# [REQUEST]
Repeat the whole listing exactly as written.
☆ ☆ ☆ ☆ ☆ ☆ ☆
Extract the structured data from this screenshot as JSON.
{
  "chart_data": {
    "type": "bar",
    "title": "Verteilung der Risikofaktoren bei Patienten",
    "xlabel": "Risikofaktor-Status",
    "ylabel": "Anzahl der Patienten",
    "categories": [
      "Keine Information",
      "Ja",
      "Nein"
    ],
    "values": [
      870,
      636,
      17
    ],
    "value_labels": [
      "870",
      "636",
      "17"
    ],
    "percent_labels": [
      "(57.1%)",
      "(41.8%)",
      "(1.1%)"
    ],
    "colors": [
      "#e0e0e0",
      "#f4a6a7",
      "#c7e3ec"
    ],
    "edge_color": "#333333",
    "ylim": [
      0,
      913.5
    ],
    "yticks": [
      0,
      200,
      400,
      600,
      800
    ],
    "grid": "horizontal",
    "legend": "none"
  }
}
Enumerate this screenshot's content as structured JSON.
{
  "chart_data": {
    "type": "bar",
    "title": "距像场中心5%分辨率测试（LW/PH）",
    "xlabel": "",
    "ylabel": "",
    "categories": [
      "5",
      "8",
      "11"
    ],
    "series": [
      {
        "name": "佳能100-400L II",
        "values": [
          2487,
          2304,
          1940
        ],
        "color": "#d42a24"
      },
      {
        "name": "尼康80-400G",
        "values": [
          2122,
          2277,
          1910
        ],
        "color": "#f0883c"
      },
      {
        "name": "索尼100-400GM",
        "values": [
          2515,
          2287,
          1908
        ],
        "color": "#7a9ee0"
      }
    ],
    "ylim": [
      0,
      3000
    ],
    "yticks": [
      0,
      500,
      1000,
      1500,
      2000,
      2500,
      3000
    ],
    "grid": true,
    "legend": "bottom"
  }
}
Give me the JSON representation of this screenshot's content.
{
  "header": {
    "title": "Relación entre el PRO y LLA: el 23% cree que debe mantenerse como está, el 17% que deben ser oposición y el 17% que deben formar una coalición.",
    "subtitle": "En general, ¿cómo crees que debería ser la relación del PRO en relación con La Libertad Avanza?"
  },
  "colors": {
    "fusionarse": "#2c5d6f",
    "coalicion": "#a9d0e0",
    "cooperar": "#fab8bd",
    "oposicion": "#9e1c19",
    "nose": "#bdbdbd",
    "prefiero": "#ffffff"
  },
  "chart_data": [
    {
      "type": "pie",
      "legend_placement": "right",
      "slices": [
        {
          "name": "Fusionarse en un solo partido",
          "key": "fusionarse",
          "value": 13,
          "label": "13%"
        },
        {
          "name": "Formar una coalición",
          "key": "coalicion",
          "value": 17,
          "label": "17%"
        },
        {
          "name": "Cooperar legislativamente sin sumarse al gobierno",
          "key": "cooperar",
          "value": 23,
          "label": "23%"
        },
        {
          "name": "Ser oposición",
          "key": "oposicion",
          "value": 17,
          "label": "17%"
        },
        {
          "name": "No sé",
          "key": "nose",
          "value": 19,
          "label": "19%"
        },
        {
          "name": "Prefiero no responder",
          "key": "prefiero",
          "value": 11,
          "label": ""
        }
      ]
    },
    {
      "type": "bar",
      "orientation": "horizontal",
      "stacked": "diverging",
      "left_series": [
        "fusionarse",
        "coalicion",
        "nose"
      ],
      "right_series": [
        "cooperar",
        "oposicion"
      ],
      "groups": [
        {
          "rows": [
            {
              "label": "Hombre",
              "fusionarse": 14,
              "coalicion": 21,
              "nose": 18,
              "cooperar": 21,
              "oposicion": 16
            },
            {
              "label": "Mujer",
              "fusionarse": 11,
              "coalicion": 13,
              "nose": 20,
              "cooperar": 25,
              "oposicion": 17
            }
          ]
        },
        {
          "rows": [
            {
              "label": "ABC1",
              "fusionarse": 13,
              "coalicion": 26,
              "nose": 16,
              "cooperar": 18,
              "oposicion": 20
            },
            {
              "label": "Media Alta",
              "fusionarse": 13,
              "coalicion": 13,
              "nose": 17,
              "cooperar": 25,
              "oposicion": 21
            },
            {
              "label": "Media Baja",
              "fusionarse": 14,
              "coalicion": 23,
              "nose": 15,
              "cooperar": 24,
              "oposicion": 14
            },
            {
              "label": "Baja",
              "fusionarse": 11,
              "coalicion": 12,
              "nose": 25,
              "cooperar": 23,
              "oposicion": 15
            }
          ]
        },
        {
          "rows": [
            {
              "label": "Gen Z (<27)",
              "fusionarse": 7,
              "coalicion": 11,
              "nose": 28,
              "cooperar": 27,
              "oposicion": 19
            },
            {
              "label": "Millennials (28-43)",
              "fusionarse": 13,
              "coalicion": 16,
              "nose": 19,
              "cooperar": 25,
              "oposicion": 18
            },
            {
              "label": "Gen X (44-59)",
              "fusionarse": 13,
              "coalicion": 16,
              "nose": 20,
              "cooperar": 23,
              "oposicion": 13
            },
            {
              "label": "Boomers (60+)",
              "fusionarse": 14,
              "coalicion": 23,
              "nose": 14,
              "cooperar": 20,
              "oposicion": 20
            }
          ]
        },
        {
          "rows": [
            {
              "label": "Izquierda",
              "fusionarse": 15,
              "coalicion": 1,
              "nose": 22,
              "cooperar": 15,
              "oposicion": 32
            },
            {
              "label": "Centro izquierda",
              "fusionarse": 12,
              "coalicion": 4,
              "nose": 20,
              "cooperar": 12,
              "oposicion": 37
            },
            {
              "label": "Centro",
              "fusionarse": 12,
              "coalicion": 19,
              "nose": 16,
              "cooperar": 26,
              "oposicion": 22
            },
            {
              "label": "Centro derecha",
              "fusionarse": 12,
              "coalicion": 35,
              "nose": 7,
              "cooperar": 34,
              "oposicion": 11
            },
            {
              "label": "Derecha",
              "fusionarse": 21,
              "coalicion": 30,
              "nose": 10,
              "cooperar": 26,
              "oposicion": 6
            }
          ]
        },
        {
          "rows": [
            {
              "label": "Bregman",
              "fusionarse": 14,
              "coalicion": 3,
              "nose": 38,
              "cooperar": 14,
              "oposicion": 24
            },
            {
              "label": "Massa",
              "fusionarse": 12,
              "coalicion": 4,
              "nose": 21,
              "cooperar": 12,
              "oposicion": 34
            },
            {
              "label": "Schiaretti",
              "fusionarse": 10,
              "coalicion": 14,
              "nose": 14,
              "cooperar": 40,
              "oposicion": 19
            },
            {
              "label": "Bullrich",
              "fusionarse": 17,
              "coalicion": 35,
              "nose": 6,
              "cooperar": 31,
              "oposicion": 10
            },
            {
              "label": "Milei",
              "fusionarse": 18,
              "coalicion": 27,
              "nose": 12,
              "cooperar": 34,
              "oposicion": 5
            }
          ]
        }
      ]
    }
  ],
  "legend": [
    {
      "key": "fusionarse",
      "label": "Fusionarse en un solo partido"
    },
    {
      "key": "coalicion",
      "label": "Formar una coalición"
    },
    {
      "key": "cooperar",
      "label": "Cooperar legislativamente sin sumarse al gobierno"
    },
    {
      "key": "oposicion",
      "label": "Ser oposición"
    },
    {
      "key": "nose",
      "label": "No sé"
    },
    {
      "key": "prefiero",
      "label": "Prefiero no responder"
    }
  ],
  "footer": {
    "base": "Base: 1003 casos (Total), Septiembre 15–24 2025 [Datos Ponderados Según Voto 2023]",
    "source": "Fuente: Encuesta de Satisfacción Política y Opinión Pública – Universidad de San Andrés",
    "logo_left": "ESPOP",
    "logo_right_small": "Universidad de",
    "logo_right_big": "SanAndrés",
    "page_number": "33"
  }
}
☆ ☆ ☆ ☆ ☆ ☆ ☆
# [WRITTEN SOLUTION]
Extract the structured data from this screenshot as JSON.
{
  "chart_data": {
    "type": "bar",
    "title": "Verteilung der Risikofaktoren bei Patienten",
    "xlabel": "Risikofaktor-Status",
    "ylabel": "Anzahl der Patienten",
    "categories": [
      "Keine Information",
      "Ja",
      "Nein"
    ],
    "values": [
      870,
      636,
      17
    ],
    "value_labels": [
      "870",
      "636",
      "17"
    ],
    "percent_labels": [
      "(57.1%)",
      "(41.8%)",
      "(1.1%)"
    ],
    "colors": [
      "#e0e0e0",
      "#f4a6a7",
      "#c7e3ec"
    ],
    "edge_color": "#333333",
    "ylim": [
      0,
      913.5
    ],
    "yticks": [
      0,
      200,
      400,
      600,
      800
    ],
    "grid": "horizontal",
    "legend": "none"
  }
}
Enumerate this screenshot's content as structured JSON.
{
  "chart_data": {
    "type": "bar",
    "title": "距像场中心5%分辨率测试（LW/PH）",
    "xlabel": "",
    "ylabel": "",
    "categories": [
      "5",
      "8",
      "11"
    ],
    "series": [
      {
        "name": "佳能100-400L II",
        "values": [
          2487,
          2304,
          1940
        ],
        "color": "#d42a24"
      },
      {
        "name": "尼康80-400G",
        "values": [
          2122,
          2277,
          1910
        ],
        "color": "#f0883c"
      },
      {
        "name": "索尼100-400GM",
        "values": [
          2515,
          2287,
          1908
        ],
        "color": "#7a9ee0"
      }
    ],
    "ylim": [
      0,
      3000
    ],
    "yticks": [
      0,
      500,
      1000,
      1500,
      2000,
      2500,
      3000
    ],
    "grid": true,
    "legend": "bottom"
  }
}
Give me the JSON representation of this screenshot's content.
{
  "header": {
    "title": "Relación entre el PRO y LLA: el 23% cree que debe mantenerse como está, el 17% que deben ser oposición y el 17% que deben formar una coalición.",
    "subtitle": "En general, ¿cómo crees que debería ser la relación del PRO en relación con La Libertad Avanza?"
  },
  "colors": {
    "fusionarse": "#2c5d6f",
    "coalicion": "#a9d0e0",
    "cooperar": "#fab8bd",
    "oposicion": "#9e1c19",
    "nose": "#bdbdbd",
    "prefiero": "#ffffff"
  },
  "chart_data": [
    {
      "type": "pie",
      "legend_placement": "right",
      "slices": [
        {
          "name": "Fusionarse en un solo partido",
          "key": "fusionarse",
          "value": 13,
          "label": "13%"
        },
        {
          "name": "Formar una coalición",
          "key": "coalicion",
          "value": 17,
          "label": "17%"
        },
        {
          "name": "Cooperar legislativamente sin sumarse al gobierno",
          "key": "cooperar",
          "value": 23,
          "label": "23%"
        },
        {
          "name": "Ser oposición",
          "key": "oposicion",
          "value": 17,
          "label": "17%"
        },
        {
          "name": "No sé",
          "key": "nose",
          "value": 19,
          "label": "19%"
        },
        {
          "name": "Prefiero no responder",
          "key": "prefiero",
          "value": 11,
          "label": ""
        }
      ]
    },
    {
      "type": "bar",
      "orientation": "horizontal",
      "stacked": "diverging",
      "left_series": [
        "fusionarse",
        "coalicion",
        "nose"
      ],
      "right_series": [
        "cooperar",
        "oposicion"
      ],
      "groups": [
        {
          "rows": [
            {
              "label": "Hombre",
              "fusionarse": 14,
              "coalicion": 21,
              "nose": 18,
              "cooperar": 21,
              "oposicion": 16
            },
            {
              "label": "Mujer",
              "fusionarse": 11,
              "coalicion": 13,
              "nose": 20,
              "cooperar": 25,
              "oposicion": 17
            }
          ]
        },
        {
          "rows": [
            {
              "label": "ABC1",
              "fusionarse": 13,
              "coalicion": 26,
              "nose": 16,
              "cooperar": 18,
              "oposicion": 20
            },
            {
              "label": "Media Alta",
              "fusionarse": 13,
              "coalicion": 13,
              "nose": 17,
              "cooperar": 25,
              "oposicion": 21
            },
            {
              "label": "Media Baja",
              "fusionarse": 14,
              "coalicion": 23,
              "nose": 15,
              "cooperar": 24,
              "oposicion": 14
            },
            {
              "label": "Baja",
              "fusionarse": 11,
              "coalicion": 12,
              "nose": 25,
              "cooperar": 23,
              "oposicion": 15
            }
          ]
        },
        {
          "rows": [
            {
              "label": "Gen Z (<27)",
              "fusionarse": 7,
              "coalicion": 11,
              "nose": 28,
              "cooperar": 27,
              "oposicion": 19
            },
            {
              "label": "Millennials (28-43)",
              "fusionarse": 13,
              "coalicion": 16,
              "nose": 19,
              "cooperar": 25,
              "oposicion": 18
            },
            {
              "label": "Gen X (44-59)",
              "fusionarse": 13,
              "coalicion": 16,
              "nose": 20,
              "cooperar": 23,
              "oposicion": 13
            },
            {
              "label": "Boomers (60+)",
              "fusionarse": 14,
              "coalicion": 23,
              "nose": 14,
              "cooperar": 20,
              "oposicion": 20
            }
          ]
        },
        {
          "rows": [
            {
              "label": "Izquierda",
              "fusionarse": 15,
              "coalicion": 1,
              "nose": 22,
              "cooperar": 15,
              "oposicion": 32
            },
            {
              "label": "Centro izquierda",
              "fusionarse": 12,
              "coalicion": 4,
              "nose": 20,
              "cooperar": 12,
              "oposicion": 37
            },
            {
              "label": "Centro",
              "fusionarse": 12,
              "coalicion": 19,
              "nose": 16,
              "cooperar": 26,
              "oposicion": 22
            },
            {
              "label": "Centro derecha",
              "fusionarse": 12,
              "coalicion": 35,
              "nose": 7,
              "cooperar": 34,
              "oposicion": 11
            },
            {
              "label": "Derecha",
              "fusionarse": 21,
              "coalicion": 30,
              "nose": 10,
              "cooperar": 26,
              "oposicion": 6
            }
          ]
        },
        {
          "rows": [
            {
              "label": "Bregman",
              "fusionarse": 14,
              "coalicion": 3,
              "nose": 38,
              "cooperar": 14,
              "oposicion": 24
            },
            {
              "label": "Massa",
              "fusionarse": 12,
              "coalicion": 4,
              "nose": 21,
              "cooperar": 12,
              "oposicion": 34
            },
            {
              "label": "Schiaretti",
              "fusionarse": 10,
              "coalicion": 14,
              "nose": 14,
              "cooperar": 40,
              "oposicion": 19
            },
            {
              "label": "Bullrich",
              "fusionarse": 17,
              "coalicion": 35,
              "nose": 6,
              "cooperar": 31,
              "oposicion": 10
            },
            {
              "label": "Milei",
              "fusionarse": 18,
              "coalicion": 27,
              "nose": 12,
              "cooperar": 34,
              "oposicion": 5
            }
          ]
        }
      ]
    }
  ],
  "legend": [
    {
      "key": "fusionarse",
      "label": "Fusionarse en un solo partido"
    },
    {
      "key": "coalicion",
      "label": "Formar una coalición"
    },
    {
      "key": "cooperar",
      "label": "Cooperar legislativamente sin sumarse al gobierno"
    },
    {
      "key": "oposicion",
      "label": "Ser oposición"
    },
    {
      "key": "nose",
      "label": "No sé"
    },
    {
      "key": "prefiero",
      "label": "Prefiero no responder"
    }
  ],
  "footer": {
    "base": "Base: 1003 casos (Total), Septiembre 15–24 2025 [Datos Ponderados Según Voto 2023]",
    "source": "Fuente: Encuesta de Satisfacción Política y Opinión Pública – Universidad de San Andrés",
    "logo_left": "ESPOP",
    "logo_right_small": "Universidad de",
    "logo_right_big": "SanAndrés",
    "page_number": "33"
  }
}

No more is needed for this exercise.